▶ Supplied data
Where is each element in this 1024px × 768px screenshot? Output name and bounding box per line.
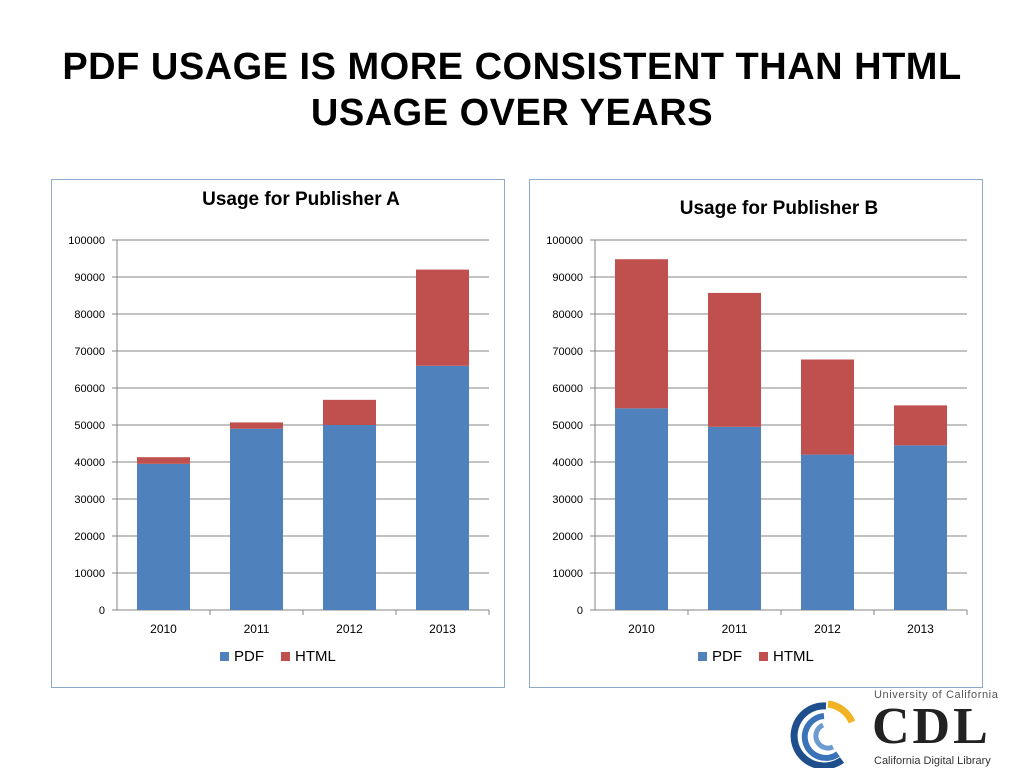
bar-html-2011 — [707, 292, 762, 427]
legend-label-html: HTML — [295, 648, 336, 665]
bar-html-2013 — [415, 269, 470, 366]
y-tick-label: 30000 — [552, 494, 583, 506]
x-tick-label: 2011 — [722, 622, 748, 636]
y-tick-label: 30000 — [74, 494, 105, 506]
y-tick-label: 50000 — [74, 420, 105, 432]
bar-html-2011 — [229, 422, 284, 429]
legend-label-pdf: PDF — [234, 648, 264, 665]
bar-pdf-2011 — [707, 426, 762, 610]
y-tick-label: 70000 — [552, 346, 583, 358]
y-tick-label: 60000 — [552, 383, 583, 395]
y-tick-label: 50000 — [552, 420, 583, 432]
logo-cdl-text: CDL — [872, 698, 991, 755]
legend-swatch-html — [281, 652, 290, 661]
bar-pdf-2010 — [614, 408, 669, 610]
bar-html-2010 — [136, 457, 191, 464]
y-tick-label: 0 — [99, 605, 105, 617]
legend-label-pdf: PDF — [712, 648, 742, 665]
y-tick-label: 20000 — [74, 531, 105, 543]
x-tick-label: 2011 — [244, 622, 270, 636]
bar-html-2013 — [893, 405, 948, 446]
slide-title-line-1: PDF USAGE IS MORE CONSISTENT THAN HTML — [62, 46, 962, 88]
logo-university-text: University of California — [874, 689, 999, 701]
chart-title: Usage for Publisher B — [680, 198, 879, 219]
y-tick-label: 70000 — [74, 346, 105, 358]
chart-publisher-a-svg: Usage for Publisher A 0 10000 20000 30000 400… — [68, 189, 490, 665]
slide-title: PDF USAGE IS MORE CONSISTENT THAN HTML U… — [0, 44, 1024, 136]
bar-pdf-2012 — [800, 454, 855, 610]
y-tick-label: 20000 — [552, 531, 583, 543]
cdl-logo: University of California CDL California … — [782, 688, 1012, 768]
y-tick-label: 100000 — [546, 235, 583, 247]
legend-swatch-pdf — [698, 652, 707, 661]
y-tick-label: 0 — [577, 605, 583, 617]
y-tick-label: 80000 — [74, 309, 105, 321]
y-tick-label: 40000 — [552, 457, 583, 469]
y-tick-label: 90000 — [552, 272, 583, 284]
bar-html-2012 — [800, 359, 855, 455]
legend-swatch-html — [759, 652, 768, 661]
chart-publisher-b-svg: Usage for Publisher B 0 10000 20000 30000 400… — [546, 198, 968, 665]
x-tick-label: 2013 — [429, 622, 456, 636]
bar-pdf-2013 — [893, 445, 948, 610]
y-tick-label: 90000 — [74, 272, 105, 284]
x-tick-label: 2010 — [628, 622, 655, 636]
chart-publisher-b: Usage for Publisher B 0 10000 20000 30000 400… — [529, 179, 983, 688]
bar-html-2010 — [614, 259, 669, 409]
legend-label-html: HTML — [773, 648, 814, 665]
x-tick-label: 2013 — [907, 622, 934, 636]
bar-pdf-2011 — [229, 428, 284, 610]
slide-title-line-2: USAGE OVER YEARS — [310, 92, 714, 134]
bar-pdf-2013 — [415, 365, 470, 610]
chart-publisher-a: Usage for Publisher A 0 10000 20000 30000 400… — [51, 179, 505, 688]
cdl-swirl-icon — [790, 700, 856, 768]
x-tick-label: 2010 — [150, 622, 177, 636]
bar-pdf-2012 — [322, 425, 377, 610]
y-tick-label: 40000 — [74, 457, 105, 469]
y-tick-label: 10000 — [552, 568, 583, 580]
legend-swatch-pdf — [220, 652, 229, 661]
y-tick-label: 10000 — [74, 568, 105, 580]
bar-pdf-2010 — [136, 463, 191, 610]
y-tick-label: 80000 — [552, 309, 583, 321]
bar-html-2012 — [322, 399, 377, 425]
x-tick-label: 2012 — [336, 622, 363, 636]
chart-title: Usage for Publisher A — [202, 189, 400, 210]
x-tick-label: 2012 — [814, 622, 841, 636]
logo-library-text: California Digital Library — [874, 755, 991, 767]
y-tick-label: 60000 — [74, 383, 105, 395]
y-tick-label: 100000 — [68, 235, 105, 247]
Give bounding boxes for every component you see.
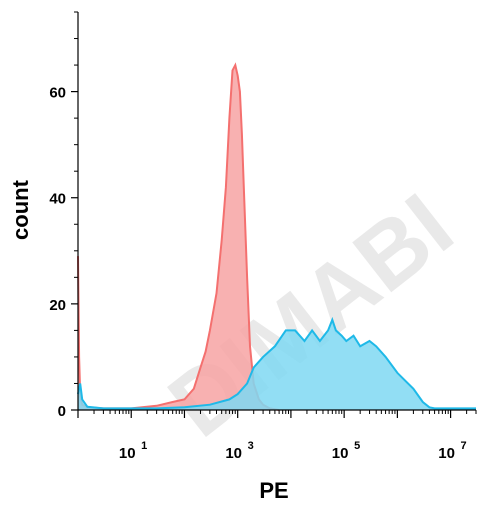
series-2-line [77,316,476,410]
x-axis-label: PE [259,478,288,503]
x-tick-label: 10 [119,445,136,462]
series-1-area [78,65,280,410]
x-tick-exponent: 3 [248,440,254,452]
y-axis-label: count [8,179,33,240]
series-layer [77,62,476,411]
x-tick-exponent: 1 [141,440,147,452]
x-tick-label: 10 [225,445,242,462]
y-tick-label: 60 [49,85,66,102]
x-tick-exponent: 7 [461,440,467,452]
x-tick-exponent: 5 [354,440,360,452]
y-tick-label: 20 [49,297,66,314]
series-2-area [78,319,476,410]
x-tick-label: 10 [438,445,455,462]
y-tick-label: 40 [49,191,66,208]
watermark-text: DIMABI [151,175,472,457]
y-tick-label: 0 [58,403,66,420]
axes-layer [77,12,476,411]
x-tick-label: 10 [332,445,349,462]
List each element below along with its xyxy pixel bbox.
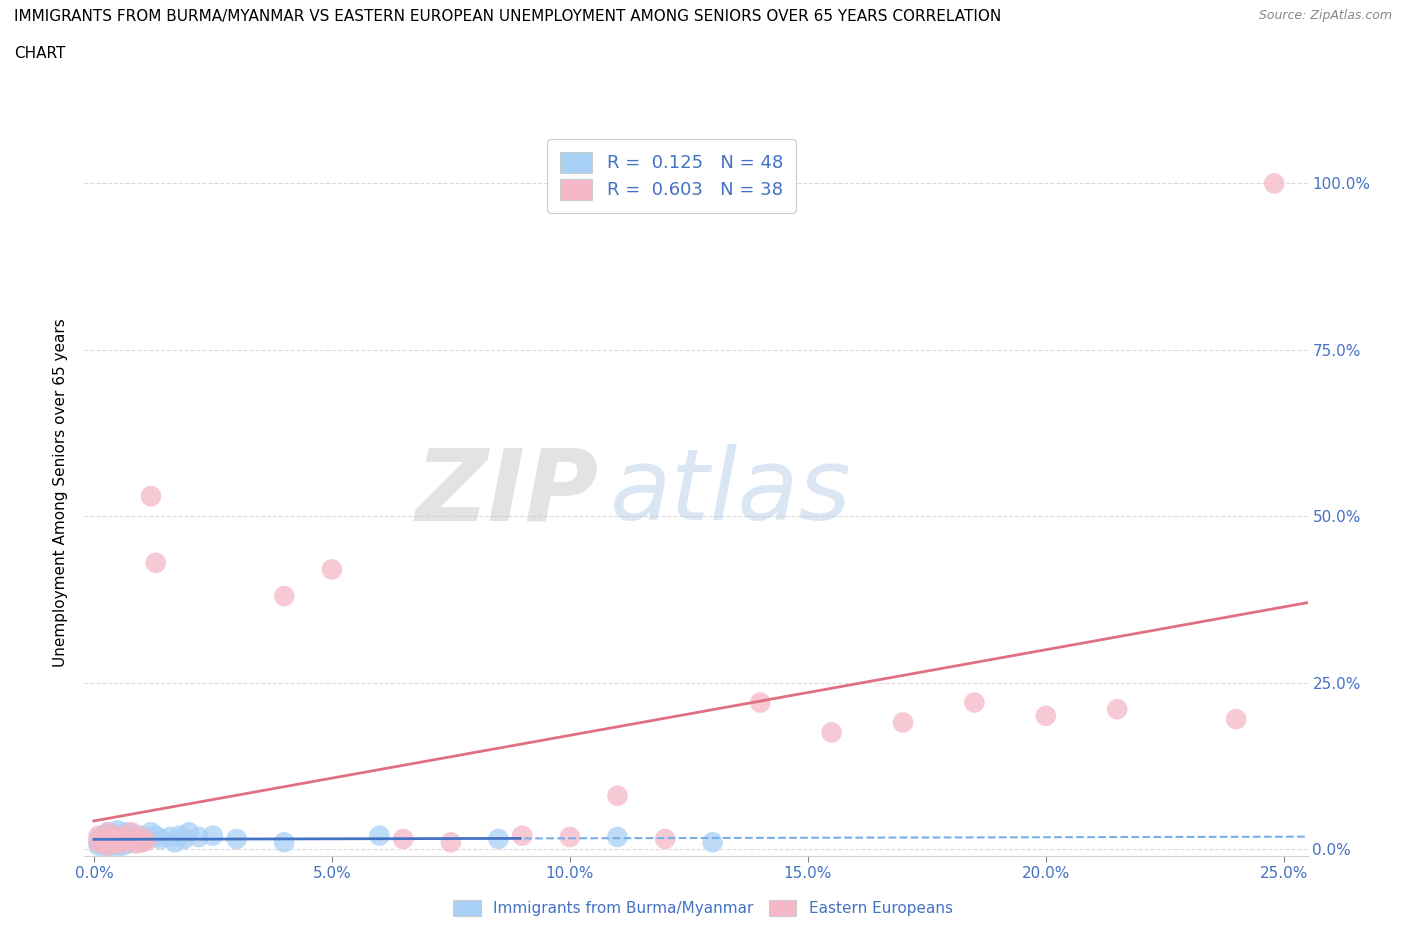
Point [93,829,115,844]
Point [93,836,115,851]
Point [93,833,115,848]
Point [145,829,167,844]
Point [963,695,986,710]
Point [201,829,224,844]
Point [891,715,914,730]
Text: Source: ZipAtlas.com: Source: ZipAtlas.com [1258,9,1392,22]
Point [101,835,124,850]
Point [107,835,129,850]
Point [225,831,247,846]
Point [97,838,120,853]
Point [1263,176,1285,191]
Point [321,562,343,577]
Point [131,835,153,850]
Point [654,831,676,846]
Point [101,827,124,842]
Point [93,836,115,851]
Point [131,830,153,844]
Point [149,831,172,846]
Point [159,830,181,844]
Legend: Immigrants from Burma/Myanmar, Eastern Europeans: Immigrants from Burma/Myanmar, Eastern E… [447,894,959,923]
Point [107,831,129,846]
Point [97,833,120,848]
Point [135,833,157,848]
Text: IMMIGRANTS FROM BURMA/MYANMAR VS EASTERN EUROPEAN UNEMPLOYMENT AMONG SENIORS OVE: IMMIGRANTS FROM BURMA/MYANMAR VS EASTERN… [14,9,1001,24]
Point [1225,711,1247,726]
Point [1035,709,1057,724]
Point [440,835,463,850]
Point [488,831,510,846]
Point [115,831,138,846]
Point [97,833,120,848]
Point [101,831,124,846]
Text: ZIP: ZIP [415,445,598,541]
Point [97,825,120,840]
Legend: R =  0.125   N = 48, R =  0.603   N = 38: R = 0.125 N = 48, R = 0.603 N = 38 [547,140,796,213]
Point [97,836,120,851]
Point [101,838,124,853]
Point [115,825,138,840]
Point [101,830,124,844]
Point [121,829,143,844]
Point [145,555,167,570]
Point [111,833,134,848]
Point [273,589,295,604]
Point [273,835,295,850]
Point [131,829,153,844]
Point [139,825,162,840]
Point [606,789,628,804]
Point [93,838,115,853]
Text: CHART: CHART [14,46,66,61]
Y-axis label: Unemployment Among Seniors over 65 years: Unemployment Among Seniors over 65 years [53,319,69,668]
Point [131,835,153,850]
Point [121,831,143,846]
Point [121,825,143,840]
Point [139,489,162,504]
Point [87,829,110,844]
Point [87,835,110,850]
Point [107,830,129,844]
Point [121,835,143,850]
Point [93,831,115,846]
Point [1107,702,1129,717]
Point [368,829,391,844]
Point [177,825,200,840]
Point [510,829,533,844]
Point [87,835,110,850]
Point [163,835,186,850]
Point [135,831,157,846]
Point [606,830,628,844]
Point [111,838,134,853]
Point [558,830,581,844]
Point [111,833,134,848]
Point [115,836,138,851]
Point [97,838,120,853]
Text: atlas: atlas [610,445,852,541]
Point [392,831,415,846]
Point [111,829,134,844]
Point [187,830,209,844]
Point [97,830,120,844]
Point [107,838,129,853]
Point [87,838,110,853]
Point [107,836,129,851]
Point [97,825,120,840]
Point [820,725,842,740]
Point [107,823,129,838]
Point [702,835,724,850]
Point [115,835,138,850]
Point [87,831,110,846]
Point [749,695,772,710]
Point [101,835,124,850]
Point [111,829,134,844]
Point [125,831,148,846]
Point [173,831,195,846]
Point [125,836,148,851]
Point [169,829,191,844]
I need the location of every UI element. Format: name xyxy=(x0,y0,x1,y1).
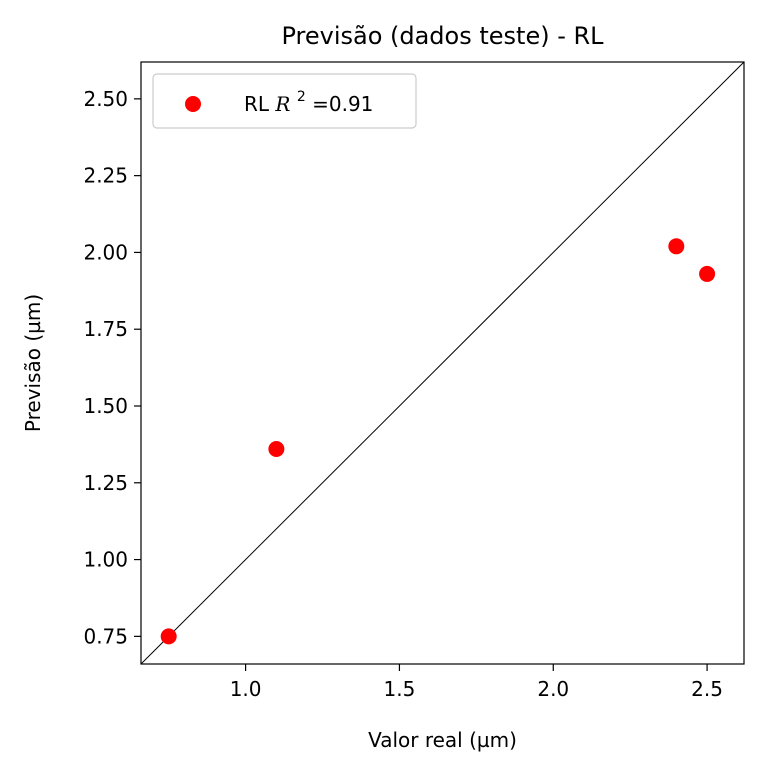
scatter-point-4 xyxy=(699,265,716,282)
y-axis-ticks: 0.75 1.00 1.25 1.50 1.75 2.00 2.25 2.50 xyxy=(83,87,141,648)
legend-label-suffix: =0.91 xyxy=(312,92,373,116)
x-tick-label: 1.0 xyxy=(230,677,262,701)
y-tick-label: 1.25 xyxy=(83,471,128,495)
identity-line xyxy=(140,61,745,665)
y-tick-label: 0.75 xyxy=(83,624,128,648)
y-tick-label: 1.50 xyxy=(83,394,128,418)
y-tick-label: 2.00 xyxy=(83,240,128,264)
legend-label-symbol: R xyxy=(274,92,290,116)
y-tick-label: 1.75 xyxy=(83,317,128,341)
scatter-point-3 xyxy=(668,238,685,255)
chart-title: Previsão (dados teste) - RL xyxy=(281,22,604,50)
legend: RL R 2 =0.91 xyxy=(152,73,417,129)
plot-area xyxy=(140,61,745,665)
y-tick-label: 2.25 xyxy=(83,164,128,188)
scatter-points xyxy=(160,238,716,645)
x-axis-label: Valor real (µm) xyxy=(368,728,517,752)
y-axis-label: Previsão (µm) xyxy=(21,294,45,432)
legend-label-prefix: RL xyxy=(244,92,275,116)
x-tick-label: 1.5 xyxy=(384,677,416,701)
scatter-point-1 xyxy=(160,628,177,645)
legend-label: RL R 2 =0.91 xyxy=(244,82,373,116)
x-axis-ticks: 1.0 1.5 2.0 2.5 xyxy=(230,664,723,701)
x-tick-label: 2.5 xyxy=(691,677,723,701)
y-tick-label: 2.50 xyxy=(83,87,128,111)
y-tick-label: 1.00 xyxy=(83,548,128,572)
legend-label-exponent: 2 xyxy=(297,89,306,105)
scatter-point-2 xyxy=(268,441,285,457)
legend-frame xyxy=(152,73,417,129)
x-tick-label: 2.0 xyxy=(537,677,569,701)
legend-marker xyxy=(185,96,201,112)
plot-frame xyxy=(140,61,745,665)
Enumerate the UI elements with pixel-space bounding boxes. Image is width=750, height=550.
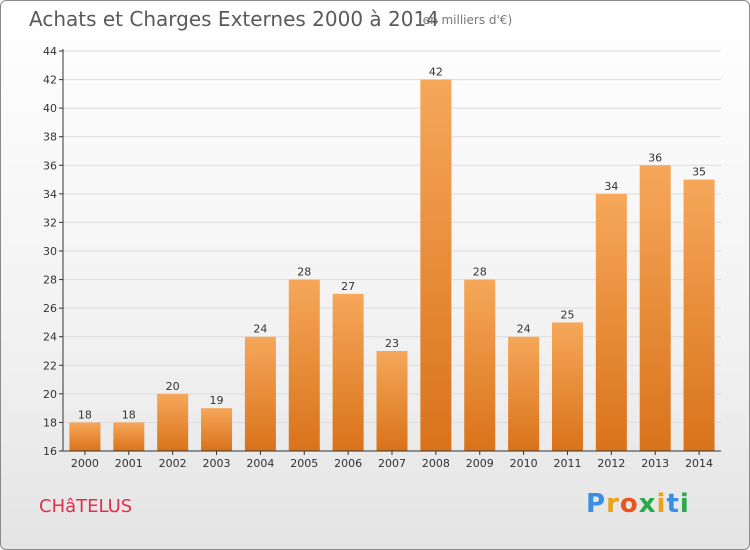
bar (420, 79, 452, 452)
x-tick-label: 2012 (597, 457, 625, 470)
chart-unit: (en milliers d'€) (418, 13, 513, 27)
x-tick-label: 2010 (510, 457, 538, 470)
x-tick-label: 2006 (334, 457, 362, 470)
bar (288, 279, 320, 451)
y-tick-label: 36 (43, 159, 57, 172)
logo-letter: i (656, 489, 667, 519)
x-tick-label: 2008 (422, 457, 450, 470)
x-tick-label: 2003 (203, 457, 231, 470)
y-tick-label: 26 (43, 302, 57, 315)
proxiti-logo[interactable]: Proxiti (586, 489, 690, 519)
bar (508, 336, 540, 451)
bar (595, 193, 627, 451)
bar (113, 422, 145, 451)
y-tick-label: 22 (43, 359, 57, 372)
logo-letter: t (666, 489, 680, 519)
x-tick-label: 2009 (466, 457, 494, 470)
x-tick-label: 2007 (378, 457, 406, 470)
bar-value-label: 28 (473, 266, 487, 279)
x-tick-label: 2002 (159, 457, 187, 470)
y-tick-label: 38 (43, 131, 57, 144)
bar-value-label: 18 (78, 408, 92, 421)
x-tick-label: 2000 (71, 457, 99, 470)
x-tick-label: 2014 (685, 457, 713, 470)
y-tick-label: 20 (43, 388, 57, 401)
bar (244, 336, 276, 451)
bar-value-label: 35 (692, 166, 706, 179)
y-tick-label: 18 (43, 416, 57, 429)
x-tick-label: 2011 (553, 457, 581, 470)
bar-value-label: 23 (385, 337, 399, 350)
x-tick-label: 2013 (641, 457, 669, 470)
logo-letter: r (606, 489, 620, 519)
bar (201, 408, 233, 451)
logo-letter: P (586, 489, 607, 519)
bar (157, 393, 189, 451)
y-tick-label: 44 (43, 45, 57, 58)
bar-value-label: 20 (166, 380, 180, 393)
y-tick-label: 42 (43, 74, 57, 87)
bar-value-label: 19 (210, 394, 224, 407)
bar-value-label: 24 (517, 323, 531, 336)
chart-title: Achats et Charges Externes 2000 à 2014 (29, 7, 439, 31)
bar (683, 179, 715, 452)
bar (639, 165, 671, 452)
logo-letter: o (619, 489, 639, 519)
y-tick-label: 24 (43, 331, 57, 344)
bar-value-label: 27 (341, 280, 355, 293)
y-tick-label: 16 (43, 445, 57, 458)
commune-name: CHâTELUS (39, 496, 133, 517)
bar (332, 293, 364, 451)
x-tick-label: 2001 (115, 457, 143, 470)
bar-value-label: 42 (429, 66, 443, 79)
x-tick-label: 2004 (246, 457, 274, 470)
bar-value-label: 34 (604, 180, 618, 193)
bar-value-label: 28 (297, 266, 311, 279)
y-tick-label: 34 (43, 188, 57, 201)
bar-value-label: 18 (122, 408, 136, 421)
y-tick-label: 30 (43, 245, 57, 258)
bar (376, 351, 408, 451)
logo-letter: x (638, 489, 657, 519)
y-tick-label: 40 (43, 102, 57, 115)
x-tick-label: 2005 (290, 457, 318, 470)
bar-value-label: 25 (560, 308, 574, 321)
bar (69, 422, 101, 451)
bar-value-label: 36 (648, 151, 662, 164)
y-tick-label: 32 (43, 216, 57, 229)
bar-value-label: 24 (253, 323, 267, 336)
logo-letter: i (679, 489, 690, 519)
bar (551, 322, 583, 451)
bar (464, 279, 496, 451)
y-tick-label: 28 (43, 274, 57, 287)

▶ Work to be completed
Count how many lines in the data above contain the word "layer", and reply with only that number.

▶ Written answer
2